::: PROVIDED DATA
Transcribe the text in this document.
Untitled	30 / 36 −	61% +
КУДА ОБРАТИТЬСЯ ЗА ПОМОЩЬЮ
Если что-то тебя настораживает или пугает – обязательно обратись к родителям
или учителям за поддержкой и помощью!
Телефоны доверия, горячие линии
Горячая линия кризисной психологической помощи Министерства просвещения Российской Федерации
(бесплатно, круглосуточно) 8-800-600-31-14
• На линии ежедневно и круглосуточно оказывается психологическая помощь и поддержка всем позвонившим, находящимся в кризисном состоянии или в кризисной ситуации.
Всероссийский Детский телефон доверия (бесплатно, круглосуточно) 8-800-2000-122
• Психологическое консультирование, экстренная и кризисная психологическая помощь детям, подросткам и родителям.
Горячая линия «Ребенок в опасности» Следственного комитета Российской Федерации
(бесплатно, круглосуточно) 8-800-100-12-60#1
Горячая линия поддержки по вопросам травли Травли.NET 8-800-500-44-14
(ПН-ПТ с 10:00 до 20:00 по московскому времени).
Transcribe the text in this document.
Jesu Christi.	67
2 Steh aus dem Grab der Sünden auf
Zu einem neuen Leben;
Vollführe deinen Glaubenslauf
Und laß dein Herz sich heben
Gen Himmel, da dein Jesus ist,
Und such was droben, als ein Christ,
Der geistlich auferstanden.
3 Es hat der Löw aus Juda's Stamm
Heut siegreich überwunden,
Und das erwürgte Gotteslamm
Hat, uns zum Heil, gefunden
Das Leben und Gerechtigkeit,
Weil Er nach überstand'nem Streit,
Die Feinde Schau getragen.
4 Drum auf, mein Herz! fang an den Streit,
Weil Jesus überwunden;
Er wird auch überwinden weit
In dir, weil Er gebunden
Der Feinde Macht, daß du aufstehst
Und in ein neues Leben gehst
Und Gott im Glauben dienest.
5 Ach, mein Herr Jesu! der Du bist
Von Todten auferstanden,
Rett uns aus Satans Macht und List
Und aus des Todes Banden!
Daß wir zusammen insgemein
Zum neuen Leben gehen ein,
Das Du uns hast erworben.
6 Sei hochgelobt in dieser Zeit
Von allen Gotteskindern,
::::::
**YOUR OBJECTIVE**. Write out every record, exactly as written.

**RESPONSE TO THIS TASK**.
Transcribe the text in this document.
Untitled	30 / 36 −	61% +
КУДА ОБРАТИТЬСЯ ЗА ПОМОЩЬЮ
Если что-то тебя настораживает или пугает – обязательно обратись к родителям
или учителям за поддержкой и помощью!
Телефоны доверия, горячие линии
Горячая линия кризисной психологической помощи Министерства просвещения Российской Федерации
(бесплатно, круглосуточно) 8-800-600-31-14
• На линии ежедневно и круглосуточно оказывается психологическая помощь и поддержка всем позвонившим, находящимся в кризисном состоянии или в кризисной ситуации.
Всероссийский Детский телефон доверия (бесплатно, круглосуточно) 8-800-2000-122
• Психологическое консультирование, экстренная и кризисная психологическая помощь детям, подросткам и родителям.
Горячая линия «Ребенок в опасности» Следственного комитета Российской Федерации
(бесплатно, круглосуточно) 8-800-100-12-60#1
Горячая линия поддержки по вопросам травли Травли.NET 8-800-500-44-14
(ПН-ПТ с 10:00 до 20:00 по московскому времени).
Transcribe the text in this document.
Jesu Christi.	67
2 Steh aus dem Grab der Sünden auf
Zu einem neuen Leben;
Vollführe deinen Glaubenslauf
Und laß dein Herz sich heben
Gen Himmel, da dein Jesus ist,
Und such was droben, als ein Christ,
Der geistlich auferstanden.
3 Es hat der Löw aus Juda's Stamm
Heut siegreich überwunden,
Und das erwürgte Gotteslamm
Hat, uns zum Heil, gefunden
Das Leben und Gerechtigkeit,
Weil Er nach überstand'nem Streit,
Die Feinde Schau getragen.
4 Drum auf, mein Herz! fang an den Streit,
Weil Jesus überwunden;
Er wird auch überwinden weit
In dir, weil Er gebunden
Der Feinde Macht, daß du aufstehst
Und in ein neues Leben gehst
Und Gott im Glauben dienest.
5 Ach, mein Herr Jesu! der Du bist
Von Todten auferstanden,
Rett uns aus Satans Macht und List
Und aus des Todes Banden!
Daß wir zusammen insgemein
Zum neuen Leben gehen ein,
Das Du uns hast erworben.
6 Sei hochgelobt in dieser Zeit
Von allen Gotteskindern,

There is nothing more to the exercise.